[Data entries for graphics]
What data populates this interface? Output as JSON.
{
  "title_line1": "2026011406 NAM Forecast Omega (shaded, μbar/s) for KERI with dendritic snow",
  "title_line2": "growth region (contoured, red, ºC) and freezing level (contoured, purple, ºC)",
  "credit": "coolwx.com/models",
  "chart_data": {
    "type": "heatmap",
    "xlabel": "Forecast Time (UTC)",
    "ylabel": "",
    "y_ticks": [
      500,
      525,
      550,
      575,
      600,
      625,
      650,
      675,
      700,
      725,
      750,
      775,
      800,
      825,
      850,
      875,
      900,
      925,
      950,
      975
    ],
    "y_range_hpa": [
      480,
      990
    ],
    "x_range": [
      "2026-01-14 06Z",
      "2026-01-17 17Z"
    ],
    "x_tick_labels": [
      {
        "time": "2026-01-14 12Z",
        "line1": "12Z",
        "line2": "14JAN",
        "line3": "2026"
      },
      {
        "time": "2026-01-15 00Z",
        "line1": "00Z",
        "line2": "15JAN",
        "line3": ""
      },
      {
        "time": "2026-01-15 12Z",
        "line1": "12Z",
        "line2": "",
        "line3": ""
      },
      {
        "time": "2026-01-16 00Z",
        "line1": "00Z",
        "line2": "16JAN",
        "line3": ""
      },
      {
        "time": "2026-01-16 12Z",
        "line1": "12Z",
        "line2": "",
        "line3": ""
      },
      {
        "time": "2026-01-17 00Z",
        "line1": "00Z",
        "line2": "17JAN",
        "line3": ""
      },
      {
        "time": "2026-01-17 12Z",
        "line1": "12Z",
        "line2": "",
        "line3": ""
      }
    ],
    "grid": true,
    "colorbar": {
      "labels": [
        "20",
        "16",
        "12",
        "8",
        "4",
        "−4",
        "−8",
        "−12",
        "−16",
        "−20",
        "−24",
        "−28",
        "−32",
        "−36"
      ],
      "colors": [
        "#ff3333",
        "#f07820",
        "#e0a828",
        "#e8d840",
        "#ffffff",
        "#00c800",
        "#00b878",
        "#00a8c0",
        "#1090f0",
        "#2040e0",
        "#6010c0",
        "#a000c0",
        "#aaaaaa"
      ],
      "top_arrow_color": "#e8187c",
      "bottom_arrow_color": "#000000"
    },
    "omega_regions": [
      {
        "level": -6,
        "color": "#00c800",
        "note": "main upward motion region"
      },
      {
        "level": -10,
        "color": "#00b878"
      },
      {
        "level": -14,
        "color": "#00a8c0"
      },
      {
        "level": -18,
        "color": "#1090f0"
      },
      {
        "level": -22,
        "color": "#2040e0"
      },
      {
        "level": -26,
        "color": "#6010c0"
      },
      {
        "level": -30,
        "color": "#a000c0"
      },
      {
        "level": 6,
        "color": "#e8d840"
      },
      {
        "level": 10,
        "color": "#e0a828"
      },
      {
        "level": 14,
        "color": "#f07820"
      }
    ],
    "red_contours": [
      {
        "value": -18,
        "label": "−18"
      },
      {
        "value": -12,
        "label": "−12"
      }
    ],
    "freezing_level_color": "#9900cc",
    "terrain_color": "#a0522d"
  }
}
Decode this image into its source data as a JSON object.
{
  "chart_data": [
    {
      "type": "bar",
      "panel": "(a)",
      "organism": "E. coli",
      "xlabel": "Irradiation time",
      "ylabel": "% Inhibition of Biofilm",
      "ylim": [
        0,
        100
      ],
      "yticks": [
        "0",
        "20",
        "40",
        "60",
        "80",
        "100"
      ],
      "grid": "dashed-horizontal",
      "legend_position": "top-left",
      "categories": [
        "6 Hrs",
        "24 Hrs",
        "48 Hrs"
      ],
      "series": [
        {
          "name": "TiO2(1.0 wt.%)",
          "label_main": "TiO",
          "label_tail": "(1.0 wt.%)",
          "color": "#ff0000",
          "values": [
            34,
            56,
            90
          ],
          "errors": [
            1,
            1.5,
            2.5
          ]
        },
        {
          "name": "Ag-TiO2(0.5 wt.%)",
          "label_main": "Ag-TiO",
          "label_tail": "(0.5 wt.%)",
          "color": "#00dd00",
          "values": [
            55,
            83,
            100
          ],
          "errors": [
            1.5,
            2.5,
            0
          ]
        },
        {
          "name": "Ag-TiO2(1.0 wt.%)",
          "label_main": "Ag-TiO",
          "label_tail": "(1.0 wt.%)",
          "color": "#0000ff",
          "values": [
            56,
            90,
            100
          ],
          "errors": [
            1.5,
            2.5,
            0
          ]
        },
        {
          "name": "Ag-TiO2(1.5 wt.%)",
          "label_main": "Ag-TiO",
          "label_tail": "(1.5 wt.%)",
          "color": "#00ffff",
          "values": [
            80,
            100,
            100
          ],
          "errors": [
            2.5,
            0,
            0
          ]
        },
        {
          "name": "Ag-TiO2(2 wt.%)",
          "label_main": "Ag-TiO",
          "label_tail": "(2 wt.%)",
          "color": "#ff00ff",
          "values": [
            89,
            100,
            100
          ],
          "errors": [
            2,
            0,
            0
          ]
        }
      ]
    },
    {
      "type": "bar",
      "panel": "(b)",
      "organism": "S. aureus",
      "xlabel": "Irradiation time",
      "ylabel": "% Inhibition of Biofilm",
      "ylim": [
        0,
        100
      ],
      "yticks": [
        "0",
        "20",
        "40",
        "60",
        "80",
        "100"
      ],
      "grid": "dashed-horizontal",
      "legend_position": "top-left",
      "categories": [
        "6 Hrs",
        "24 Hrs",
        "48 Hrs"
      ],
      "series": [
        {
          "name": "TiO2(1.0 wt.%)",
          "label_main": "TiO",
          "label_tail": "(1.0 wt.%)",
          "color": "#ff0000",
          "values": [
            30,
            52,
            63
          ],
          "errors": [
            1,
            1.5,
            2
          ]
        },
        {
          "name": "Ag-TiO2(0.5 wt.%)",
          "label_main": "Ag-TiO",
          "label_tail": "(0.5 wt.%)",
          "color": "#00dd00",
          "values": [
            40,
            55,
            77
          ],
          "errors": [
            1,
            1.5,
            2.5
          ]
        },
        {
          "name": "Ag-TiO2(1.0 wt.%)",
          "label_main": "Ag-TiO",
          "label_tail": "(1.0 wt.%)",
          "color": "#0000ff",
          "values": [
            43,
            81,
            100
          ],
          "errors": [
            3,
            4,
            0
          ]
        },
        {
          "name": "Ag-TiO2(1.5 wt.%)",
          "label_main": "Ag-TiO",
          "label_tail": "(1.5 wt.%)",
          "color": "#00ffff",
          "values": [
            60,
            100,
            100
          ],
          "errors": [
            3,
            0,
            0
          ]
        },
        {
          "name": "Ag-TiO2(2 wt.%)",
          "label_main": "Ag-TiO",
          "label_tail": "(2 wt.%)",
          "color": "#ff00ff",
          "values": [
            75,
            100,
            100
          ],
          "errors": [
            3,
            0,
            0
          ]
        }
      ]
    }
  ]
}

Exercise goal:
Give the complete listing a second time, exactly as it reads.

Solution to this exercise:
What data populates this interface? Output as JSON.
{
  "title_line1": "2026011406 NAM Forecast Omega (shaded, μbar/s) for KERI with dendritic snow",
  "title_line2": "growth region (contoured, red, ºC) and freezing level (contoured, purple, ºC)",
  "credit": "coolwx.com/models",
  "chart_data": {
    "type": "heatmap",
    "xlabel": "Forecast Time (UTC)",
    "ylabel": "",
    "y_ticks": [
      500,
      525,
      550,
      575,
      600,
      625,
      650,
      675,
      700,
      725,
      750,
      775,
      800,
      825,
      850,
      875,
      900,
      925,
      950,
      975
    ],
    "y_range_hpa": [
      480,
      990
    ],
    "x_range": [
      "2026-01-14 06Z",
      "2026-01-17 17Z"
    ],
    "x_tick_labels": [
      {
        "time": "2026-01-14 12Z",
        "line1": "12Z",
        "line2": "14JAN",
        "line3": "2026"
      },
      {
        "time": "2026-01-15 00Z",
        "line1": "00Z",
        "line2": "15JAN",
        "line3": ""
      },
      {
        "time": "2026-01-15 12Z",
        "line1": "12Z",
        "line2": "",
        "line3": ""
      },
      {
        "time": "2026-01-16 00Z",
        "line1": "00Z",
        "line2": "16JAN",
        "line3": ""
      },
      {
        "time": "2026-01-16 12Z",
        "line1": "12Z",
        "line2": "",
        "line3": ""
      },
      {
        "time": "2026-01-17 00Z",
        "line1": "00Z",
        "line2": "17JAN",
        "line3": ""
      },
      {
        "time": "2026-01-17 12Z",
        "line1": "12Z",
        "line2": "",
        "line3": ""
      }
    ],
    "grid": true,
    "colorbar": {
      "labels": [
        "20",
        "16",
        "12",
        "8",
        "4",
        "−4",
        "−8",
        "−12",
        "−16",
        "−20",
        "−24",
        "−28",
        "−32",
        "−36"
      ],
      "colors": [
        "#ff3333",
        "#f07820",
        "#e0a828",
        "#e8d840",
        "#ffffff",
        "#00c800",
        "#00b878",
        "#00a8c0",
        "#1090f0",
        "#2040e0",
        "#6010c0",
        "#a000c0",
        "#aaaaaa"
      ],
      "top_arrow_color": "#e8187c",
      "bottom_arrow_color": "#000000"
    },
    "omega_regions": [
      {
        "level": -6,
        "color": "#00c800",
        "note": "main upward motion region"
      },
      {
        "level": -10,
        "color": "#00b878"
      },
      {
        "level": -14,
        "color": "#00a8c0"
      },
      {
        "level": -18,
        "color": "#1090f0"
      },
      {
        "level": -22,
        "color": "#2040e0"
      },
      {
        "level": -26,
        "color": "#6010c0"
      },
      {
        "level": -30,
        "color": "#a000c0"
      },
      {
        "level": 6,
        "color": "#e8d840"
      },
      {
        "level": 10,
        "color": "#e0a828"
      },
      {
        "level": 14,
        "color": "#f07820"
      }
    ],
    "red_contours": [
      {
        "value": -18,
        "label": "−18"
      },
      {
        "value": -12,
        "label": "−12"
      }
    ],
    "freezing_level_color": "#9900cc",
    "terrain_color": "#a0522d"
  }
}
Decode this image into its source data as a JSON object.
{
  "chart_data": [
    {
      "type": "bar",
      "panel": "(a)",
      "organism": "E. coli",
      "xlabel": "Irradiation time",
      "ylabel": "% Inhibition of Biofilm",
      "ylim": [
        0,
        100
      ],
      "yticks": [
        "0",
        "20",
        "40",
        "60",
        "80",
        "100"
      ],
      "grid": "dashed-horizontal",
      "legend_position": "top-left",
      "categories": [
        "6 Hrs",
        "24 Hrs",
        "48 Hrs"
      ],
      "series": [
        {
          "name": "TiO2(1.0 wt.%)",
          "label_main": "TiO",
          "label_tail": "(1.0 wt.%)",
          "color": "#ff0000",
          "values": [
            34,
            56,
            90
          ],
          "errors": [
            1,
            1.5,
            2.5
          ]
        },
        {
          "name": "Ag-TiO2(0.5 wt.%)",
          "label_main": "Ag-TiO",
          "label_tail": "(0.5 wt.%)",
          "color": "#00dd00",
          "values": [
            55,
            83,
            100
          ],
          "errors": [
            1.5,
            2.5,
            0
          ]
        },
        {
          "name": "Ag-TiO2(1.0 wt.%)",
          "label_main": "Ag-TiO",
          "label_tail": "(1.0 wt.%)",
          "color": "#0000ff",
          "values": [
            56,
            90,
            100
          ],
          "errors": [
            1.5,
            2.5,
            0
          ]
        },
        {
          "name": "Ag-TiO2(1.5 wt.%)",
          "label_main": "Ag-TiO",
          "label_tail": "(1.5 wt.%)",
          "color": "#00ffff",
          "values": [
            80,
            100,
            100
          ],
          "errors": [
            2.5,
            0,
            0
          ]
        },
        {
          "name": "Ag-TiO2(2 wt.%)",
          "label_main": "Ag-TiO",
          "label_tail": "(2 wt.%)",
          "color": "#ff00ff",
          "values": [
            89,
            100,
            100
          ],
          "errors": [
            2,
            0,
            0
          ]
        }
      ]
    },
    {
      "type": "bar",
      "panel": "(b)",
      "organism": "S. aureus",
      "xlabel": "Irradiation time",
      "ylabel": "% Inhibition of Biofilm",
      "ylim": [
        0,
        100
      ],
      "yticks": [
        "0",
        "20",
        "40",
        "60",
        "80",
        "100"
      ],
      "grid": "dashed-horizontal",
      "legend_position": "top-left",
      "categories": [
        "6 Hrs",
        "24 Hrs",
        "48 Hrs"
      ],
      "series": [
        {
          "name": "TiO2(1.0 wt.%)",
          "label_main": "TiO",
          "label_tail": "(1.0 wt.%)",
          "color": "#ff0000",
          "values": [
            30,
            52,
            63
          ],
          "errors": [
            1,
            1.5,
            2
          ]
        },
        {
          "name": "Ag-TiO2(0.5 wt.%)",
          "label_main": "Ag-TiO",
          "label_tail": "(0.5 wt.%)",
          "color": "#00dd00",
          "values": [
            40,
            55,
            77
          ],
          "errors": [
            1,
            1.5,
            2.5
          ]
        },
        {
          "name": "Ag-TiO2(1.0 wt.%)",
          "label_main": "Ag-TiO",
          "label_tail": "(1.0 wt.%)",
          "color": "#0000ff",
          "values": [
            43,
            81,
            100
          ],
          "errors": [
            3,
            4,
            0
          ]
        },
        {
          "name": "Ag-TiO2(1.5 wt.%)",
          "label_main": "Ag-TiO",
          "label_tail": "(1.5 wt.%)",
          "color": "#00ffff",
          "values": [
            60,
            100,
            100
          ],
          "errors": [
            3,
            0,
            0
          ]
        },
        {
          "name": "Ag-TiO2(2 wt.%)",
          "label_main": "Ag-TiO",
          "label_tail": "(2 wt.%)",
          "color": "#ff00ff",
          "values": [
            75,
            100,
            100
          ],
          "errors": [
            3,
            0,
            0
          ]
        }
      ]
    }
  ]
}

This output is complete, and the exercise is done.